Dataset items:
------------------------------------

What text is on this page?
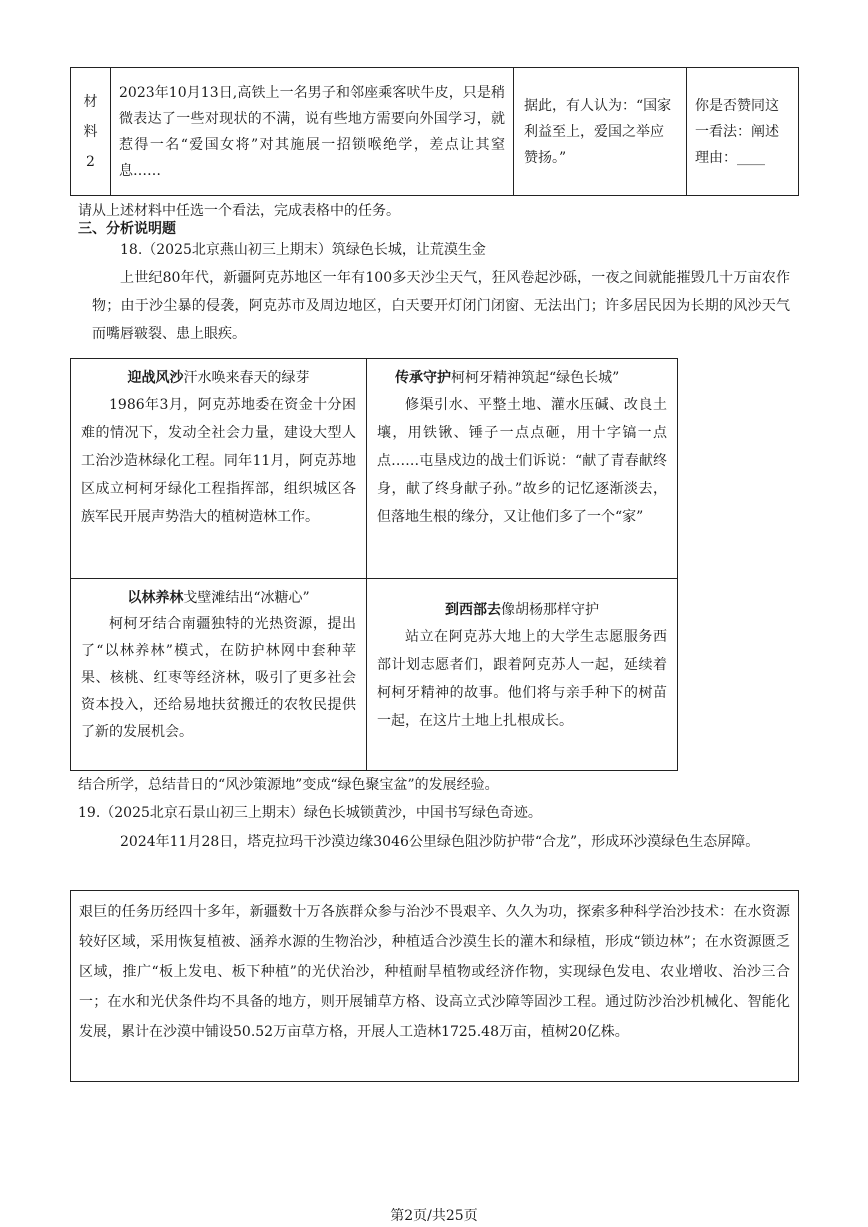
材
料
2
	2023年10月13日,高铁上一名男子和邻座乘客吠牛皮，只是稍微表达了一些对现状的不满，说有些地方需要向外国学习，就惹得一名“爱国女将”对其施展一招锁喉绝学，差点让其窒息……	据此，有人认为：“国家利益至上，爱国之举应赞扬。”	你是否赞同这一看法：阐述理由：____

请从上述材料中任选一个看法，完成表格中的任务。

三、分析说明题

18.（2025北京燕山初三上期末）筑绿色长城，让荒漠生金

上世纪80年代，新疆阿克苏地区一年有100多天沙尘天气，狂风卷起沙砾，一夜之间就能摧毁几十万亩农作物；由于沙尘暴的侵袭，阿克苏市及周边地区，白天要开灯闭门闭窗、无法出门；许多居民因为长期的风沙天气而嘴唇皲裂、患上眼疾。

迎战风沙汗水唤来春天的绿芽

1986年3月，阿克苏地委在资金十分困难的情况下，发动全社会力量，建设大型人工治沙造林绿化工程。同年11月，阿克苏地区成立柯柯牙绿化工程指挥部，组织城区各族军民开展声势浩大的植树造林工作。

传承守护柯柯牙精神筑起“绿色长城”

修渠引水、平整土地、灌水压碱、改良土壤，用铁锹、锤子一点点砸，用十字镐一点点……屯垦戍边的战士们诉说：“献了青春献终身，献了终身献子孙。”故乡的记忆逐渐淡去，但落地生根的缘分，又让他们多了一个“家”

以林养林戈壁滩结出“冰糖心”

柯柯牙结合南疆独特的光热资源，提出了“以林养林”模式，在防护林网中套种苹果、核桃、红枣等经济林，吸引了更多社会资本投入，还给易地扶贫搬迁的农牧民提供了新的发展机会。

到西部去像胡杨那样守护

站立在阿克苏大地上的大学生志愿服务西部计划志愿者们，跟着阿克苏人一起，延续着柯柯牙精神的故事。他们将与亲手种下的树苗一起，在这片土地上扎根成长。

结合所学，总结昔日的“风沙策源地”变成“绿色聚宝盆”的发展经验。

19.（2025北京石景山初三上期末）绿色长城锁黄沙，中国书写绿色奇迹。

2024年11月28日，塔克拉玛干沙漠边缘3046公里绿色阻沙防护带“合龙”，形成环沙漠绿色生态屏障。

艰巨的任务历经四十多年，新疆数十万各族群众参与治沙不畏艰辛、久久为功，探索多种科学治沙技术：在水资源较好区域，采用恢复植被、涵养水源的生物治沙，种植适合沙漠生长的灌木和绿植，形成“锁边林”；在水资源匮乏区域，推广“板上发电、板下种植”的光伏治沙，种植耐旱植物或经济作物，实现绿色发电、农业增收、治沙三合一；在水和光伏条件均不具备的地方，则开展铺草方格、设高立式沙障等固沙工程。通过防沙治沙机械化、智能化发展，累计在沙漠中铺设50.52万亩草方格，开展人工造林1725.48万亩，植树20亿株。

第2页/共25页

------------------------------------

> PROMPT: Print the full listing exactly, dropping the pictures.

> RESULT OF THE EXERCISE:
What text is on this page?
材
料
2
	2023年10月13日,高铁上一名男子和邻座乘客吠牛皮，只是稍微表达了一些对现状的不满，说有些地方需要向外国学习，就惹得一名“爱国女将”对其施展一招锁喉绝学，差点让其窒息……	据此，有人认为：“国家利益至上，爱国之举应赞扬。”	你是否赞同这一看法：阐述理由：____

请从上述材料中任选一个看法，完成表格中的任务。

三、分析说明题

18.（2025北京燕山初三上期末）筑绿色长城，让荒漠生金

上世纪80年代，新疆阿克苏地区一年有100多天沙尘天气，狂风卷起沙砾，一夜之间就能摧毁几十万亩农作物；由于沙尘暴的侵袭，阿克苏市及周边地区，白天要开灯闭门闭窗、无法出门；许多居民因为长期的风沙天气而嘴唇皲裂、患上眼疾。

迎战风沙汗水唤来春天的绿芽

1986年3月，阿克苏地委在资金十分困难的情况下，发动全社会力量，建设大型人工治沙造林绿化工程。同年11月，阿克苏地区成立柯柯牙绿化工程指挥部，组织城区各族军民开展声势浩大的植树造林工作。

传承守护柯柯牙精神筑起“绿色长城”

修渠引水、平整土地、灌水压碱、改良土壤，用铁锹、锤子一点点砸，用十字镐一点点……屯垦戍边的战士们诉说：“献了青春献终身，献了终身献子孙。”故乡的记忆逐渐淡去，但落地生根的缘分，又让他们多了一个“家”

以林养林戈壁滩结出“冰糖心”

柯柯牙结合南疆独特的光热资源，提出了“以林养林”模式，在防护林网中套种苹果、核桃、红枣等经济林，吸引了更多社会资本投入，还给易地扶贫搬迁的农牧民提供了新的发展机会。

到西部去像胡杨那样守护

站立在阿克苏大地上的大学生志愿服务西部计划志愿者们，跟着阿克苏人一起，延续着柯柯牙精神的故事。他们将与亲手种下的树苗一起，在这片土地上扎根成长。

结合所学，总结昔日的“风沙策源地”变成“绿色聚宝盆”的发展经验。

19.（2025北京石景山初三上期末）绿色长城锁黄沙，中国书写绿色奇迹。

2024年11月28日，塔克拉玛干沙漠边缘3046公里绿色阻沙防护带“合龙”，形成环沙漠绿色生态屏障。

艰巨的任务历经四十多年，新疆数十万各族群众参与治沙不畏艰辛、久久为功，探索多种科学治沙技术：在水资源较好区域，采用恢复植被、涵养水源的生物治沙，种植适合沙漠生长的灌木和绿植，形成“锁边林”；在水资源匮乏区域，推广“板上发电、板下种植”的光伏治沙，种植耐旱植物或经济作物，实现绿色发电、农业增收、治沙三合一；在水和光伏条件均不具备的地方，则开展铺草方格、设高立式沙障等固沙工程。通过防沙治沙机械化、智能化发展，累计在沙漠中铺设50.52万亩草方格，开展人工造林1725.48万亩，植树20亿株。

第2页/共25页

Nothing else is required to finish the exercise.